-- START OF Materials provided --
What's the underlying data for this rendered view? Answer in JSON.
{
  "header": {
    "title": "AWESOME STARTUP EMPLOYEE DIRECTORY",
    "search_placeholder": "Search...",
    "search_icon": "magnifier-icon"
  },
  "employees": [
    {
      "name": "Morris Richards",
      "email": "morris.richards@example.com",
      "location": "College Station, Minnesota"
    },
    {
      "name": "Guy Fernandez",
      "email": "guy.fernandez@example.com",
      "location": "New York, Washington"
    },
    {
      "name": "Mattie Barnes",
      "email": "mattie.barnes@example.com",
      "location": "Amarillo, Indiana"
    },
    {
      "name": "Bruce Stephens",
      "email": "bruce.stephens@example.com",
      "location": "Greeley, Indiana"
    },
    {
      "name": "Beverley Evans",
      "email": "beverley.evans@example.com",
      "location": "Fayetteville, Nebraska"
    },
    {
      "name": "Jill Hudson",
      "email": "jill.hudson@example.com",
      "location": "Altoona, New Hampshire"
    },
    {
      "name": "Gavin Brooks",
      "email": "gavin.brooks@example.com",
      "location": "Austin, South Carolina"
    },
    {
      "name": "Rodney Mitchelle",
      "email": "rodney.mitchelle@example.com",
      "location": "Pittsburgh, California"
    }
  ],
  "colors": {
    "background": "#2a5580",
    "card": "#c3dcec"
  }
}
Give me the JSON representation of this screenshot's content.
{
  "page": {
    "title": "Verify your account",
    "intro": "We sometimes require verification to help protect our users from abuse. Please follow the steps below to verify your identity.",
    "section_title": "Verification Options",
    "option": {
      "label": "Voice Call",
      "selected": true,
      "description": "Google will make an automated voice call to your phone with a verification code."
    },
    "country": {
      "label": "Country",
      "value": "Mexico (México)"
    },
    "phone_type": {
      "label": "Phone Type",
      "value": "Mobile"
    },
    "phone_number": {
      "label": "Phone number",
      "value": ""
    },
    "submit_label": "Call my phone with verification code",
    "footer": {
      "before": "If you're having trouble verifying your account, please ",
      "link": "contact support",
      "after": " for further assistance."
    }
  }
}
-- END OF Materials provided --
*Challenge*: Print the whole listing exactly as it is.

*Written response*:
What's the underlying data for this rendered view? Answer in JSON.
{
  "header": {
    "title": "AWESOME STARTUP EMPLOYEE DIRECTORY",
    "search_placeholder": "Search...",
    "search_icon": "magnifier-icon"
  },
  "employees": [
    {
      "name": "Morris Richards",
      "email": "morris.richards@example.com",
      "location": "College Station, Minnesota"
    },
    {
      "name": "Guy Fernandez",
      "email": "guy.fernandez@example.com",
      "location": "New York, Washington"
    },
    {
      "name": "Mattie Barnes",
      "email": "mattie.barnes@example.com",
      "location": "Amarillo, Indiana"
    },
    {
      "name": "Bruce Stephens",
      "email": "bruce.stephens@example.com",
      "location": "Greeley, Indiana"
    },
    {
      "name": "Beverley Evans",
      "email": "beverley.evans@example.com",
      "location": "Fayetteville, Nebraska"
    },
    {
      "name": "Jill Hudson",
      "email": "jill.hudson@example.com",
      "location": "Altoona, New Hampshire"
    },
    {
      "name": "Gavin Brooks",
      "email": "gavin.brooks@example.com",
      "location": "Austin, South Carolina"
    },
    {
      "name": "Rodney Mitchelle",
      "email": "rodney.mitchelle@example.com",
      "location": "Pittsburgh, California"
    }
  ],
  "colors": {
    "background": "#2a5580",
    "card": "#c3dcec"
  }
}
Give me the JSON representation of this screenshot's content.
{
  "page": {
    "title": "Verify your account",
    "intro": "We sometimes require verification to help protect our users from abuse. Please follow the steps below to verify your identity.",
    "section_title": "Verification Options",
    "option": {
      "label": "Voice Call",
      "selected": true,
      "description": "Google will make an automated voice call to your phone with a verification code."
    },
    "country": {
      "label": "Country",
      "value": "Mexico (México)"
    },
    "phone_type": {
      "label": "Phone Type",
      "value": "Mobile"
    },
    "phone_number": {
      "label": "Phone number",
      "value": ""
    },
    "submit_label": "Call my phone with verification code",
    "footer": {
      "before": "If you're having trouble verifying your account, please ",
      "link": "contact support",
      "after": " for further assistance."
    }
  }
}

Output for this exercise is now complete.